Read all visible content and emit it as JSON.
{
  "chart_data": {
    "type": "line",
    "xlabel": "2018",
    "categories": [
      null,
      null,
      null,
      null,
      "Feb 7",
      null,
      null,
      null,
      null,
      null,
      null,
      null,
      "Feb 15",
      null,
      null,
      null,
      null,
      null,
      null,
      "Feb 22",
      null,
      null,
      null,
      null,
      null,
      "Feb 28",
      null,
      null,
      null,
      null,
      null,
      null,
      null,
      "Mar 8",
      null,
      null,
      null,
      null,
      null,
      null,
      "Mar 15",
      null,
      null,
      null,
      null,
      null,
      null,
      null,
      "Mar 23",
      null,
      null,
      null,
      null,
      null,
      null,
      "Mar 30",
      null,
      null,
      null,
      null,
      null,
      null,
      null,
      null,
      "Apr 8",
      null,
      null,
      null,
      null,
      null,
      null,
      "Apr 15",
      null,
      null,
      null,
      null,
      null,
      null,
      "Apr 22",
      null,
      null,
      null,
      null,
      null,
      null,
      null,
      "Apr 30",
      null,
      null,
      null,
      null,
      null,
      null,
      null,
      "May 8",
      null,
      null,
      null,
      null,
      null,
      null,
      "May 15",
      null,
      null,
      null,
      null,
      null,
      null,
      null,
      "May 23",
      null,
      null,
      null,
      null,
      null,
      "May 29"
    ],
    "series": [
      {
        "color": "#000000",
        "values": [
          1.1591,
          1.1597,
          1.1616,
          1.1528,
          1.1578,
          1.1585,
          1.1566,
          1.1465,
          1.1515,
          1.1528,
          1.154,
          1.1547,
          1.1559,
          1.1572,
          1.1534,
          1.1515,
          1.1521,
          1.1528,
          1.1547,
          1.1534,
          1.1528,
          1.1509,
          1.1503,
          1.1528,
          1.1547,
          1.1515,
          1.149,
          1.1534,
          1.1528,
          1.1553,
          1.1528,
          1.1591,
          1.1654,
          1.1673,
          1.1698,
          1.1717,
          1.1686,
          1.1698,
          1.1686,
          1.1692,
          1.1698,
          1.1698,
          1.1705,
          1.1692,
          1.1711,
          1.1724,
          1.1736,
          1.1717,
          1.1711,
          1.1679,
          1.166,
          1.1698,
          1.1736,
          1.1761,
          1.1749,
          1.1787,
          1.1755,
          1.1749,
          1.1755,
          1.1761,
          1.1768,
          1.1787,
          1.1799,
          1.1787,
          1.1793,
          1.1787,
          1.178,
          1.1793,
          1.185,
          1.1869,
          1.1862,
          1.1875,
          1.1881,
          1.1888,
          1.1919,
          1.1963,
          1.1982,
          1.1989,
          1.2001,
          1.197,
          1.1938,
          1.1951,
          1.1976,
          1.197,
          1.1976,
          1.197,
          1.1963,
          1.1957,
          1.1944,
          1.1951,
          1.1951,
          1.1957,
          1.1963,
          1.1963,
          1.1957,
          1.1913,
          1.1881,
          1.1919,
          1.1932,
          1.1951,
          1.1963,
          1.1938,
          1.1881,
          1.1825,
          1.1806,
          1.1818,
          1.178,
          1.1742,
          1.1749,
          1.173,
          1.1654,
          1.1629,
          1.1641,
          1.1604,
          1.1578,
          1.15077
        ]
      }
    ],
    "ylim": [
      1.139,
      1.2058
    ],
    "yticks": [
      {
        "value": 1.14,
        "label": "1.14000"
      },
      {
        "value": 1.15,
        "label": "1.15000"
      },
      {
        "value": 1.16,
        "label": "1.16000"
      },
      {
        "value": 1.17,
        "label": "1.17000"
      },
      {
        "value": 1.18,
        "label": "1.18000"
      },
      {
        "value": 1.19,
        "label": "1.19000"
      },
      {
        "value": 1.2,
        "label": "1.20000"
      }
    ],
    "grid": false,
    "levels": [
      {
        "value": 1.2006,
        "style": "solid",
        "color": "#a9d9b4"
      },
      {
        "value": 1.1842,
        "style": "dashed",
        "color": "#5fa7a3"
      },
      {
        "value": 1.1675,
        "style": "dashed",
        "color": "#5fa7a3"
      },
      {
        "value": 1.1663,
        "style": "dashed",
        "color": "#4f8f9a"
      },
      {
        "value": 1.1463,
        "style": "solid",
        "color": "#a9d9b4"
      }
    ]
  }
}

* Task
Can you reproduce all the material exactly?

* Response
Read all visible content and emit it as JSON.
{
  "chart_data": {
    "type": "line",
    "xlabel": "2018",
    "categories": [
      null,
      null,
      null,
      null,
      "Feb 7",
      null,
      null,
      null,
      null,
      null,
      null,
      null,
      "Feb 15",
      null,
      null,
      null,
      null,
      null,
      null,
      "Feb 22",
      null,
      null,
      null,
      null,
      null,
      "Feb 28",
      null,
      null,
      null,
      null,
      null,
      null,
      null,
      "Mar 8",
      null,
      null,
      null,
      null,
      null,
      null,
      "Mar 15",
      null,
      null,
      null,
      null,
      null,
      null,
      null,
      "Mar 23",
      null,
      null,
      null,
      null,
      null,
      null,
      "Mar 30",
      null,
      null,
      null,
      null,
      null,
      null,
      null,
      null,
      "Apr 8",
      null,
      null,
      null,
      null,
      null,
      null,
      "Apr 15",
      null,
      null,
      null,
      null,
      null,
      null,
      "Apr 22",
      null,
      null,
      null,
      null,
      null,
      null,
      null,
      "Apr 30",
      null,
      null,
      null,
      null,
      null,
      null,
      null,
      "May 8",
      null,
      null,
      null,
      null,
      null,
      null,
      "May 15",
      null,
      null,
      null,
      null,
      null,
      null,
      null,
      "May 23",
      null,
      null,
      null,
      null,
      null,
      "May 29"
    ],
    "series": [
      {
        "color": "#000000",
        "values": [
          1.1591,
          1.1597,
          1.1616,
          1.1528,
          1.1578,
          1.1585,
          1.1566,
          1.1465,
          1.1515,
          1.1528,
          1.154,
          1.1547,
          1.1559,
          1.1572,
          1.1534,
          1.1515,
          1.1521,
          1.1528,
          1.1547,
          1.1534,
          1.1528,
          1.1509,
          1.1503,
          1.1528,
          1.1547,
          1.1515,
          1.149,
          1.1534,
          1.1528,
          1.1553,
          1.1528,
          1.1591,
          1.1654,
          1.1673,
          1.1698,
          1.1717,
          1.1686,
          1.1698,
          1.1686,
          1.1692,
          1.1698,
          1.1698,
          1.1705,
          1.1692,
          1.1711,
          1.1724,
          1.1736,
          1.1717,
          1.1711,
          1.1679,
          1.166,
          1.1698,
          1.1736,
          1.1761,
          1.1749,
          1.1787,
          1.1755,
          1.1749,
          1.1755,
          1.1761,
          1.1768,
          1.1787,
          1.1799,
          1.1787,
          1.1793,
          1.1787,
          1.178,
          1.1793,
          1.185,
          1.1869,
          1.1862,
          1.1875,
          1.1881,
          1.1888,
          1.1919,
          1.1963,
          1.1982,
          1.1989,
          1.2001,
          1.197,
          1.1938,
          1.1951,
          1.1976,
          1.197,
          1.1976,
          1.197,
          1.1963,
          1.1957,
          1.1944,
          1.1951,
          1.1951,
          1.1957,
          1.1963,
          1.1963,
          1.1957,
          1.1913,
          1.1881,
          1.1919,
          1.1932,
          1.1951,
          1.1963,
          1.1938,
          1.1881,
          1.1825,
          1.1806,
          1.1818,
          1.178,
          1.1742,
          1.1749,
          1.173,
          1.1654,
          1.1629,
          1.1641,
          1.1604,
          1.1578,
          1.15077
        ]
      }
    ],
    "ylim": [
      1.139,
      1.2058
    ],
    "yticks": [
      {
        "value": 1.14,
        "label": "1.14000"
      },
      {
        "value": 1.15,
        "label": "1.15000"
      },
      {
        "value": 1.16,
        "label": "1.16000"
      },
      {
        "value": 1.17,
        "label": "1.17000"
      },
      {
        "value": 1.18,
        "label": "1.18000"
      },
      {
        "value": 1.19,
        "label": "1.19000"
      },
      {
        "value": 1.2,
        "label": "1.20000"
      }
    ],
    "grid": false,
    "levels": [
      {
        "value": 1.2006,
        "style": "solid",
        "color": "#a9d9b4"
      },
      {
        "value": 1.1842,
        "style": "dashed",
        "color": "#5fa7a3"
      },
      {
        "value": 1.1675,
        "style": "dashed",
        "color": "#5fa7a3"
      },
      {
        "value": 1.1663,
        "style": "dashed",
        "color": "#4f8f9a"
      },
      {
        "value": 1.1463,
        "style": "solid",
        "color": "#a9d9b4"
      }
    ]
  }
}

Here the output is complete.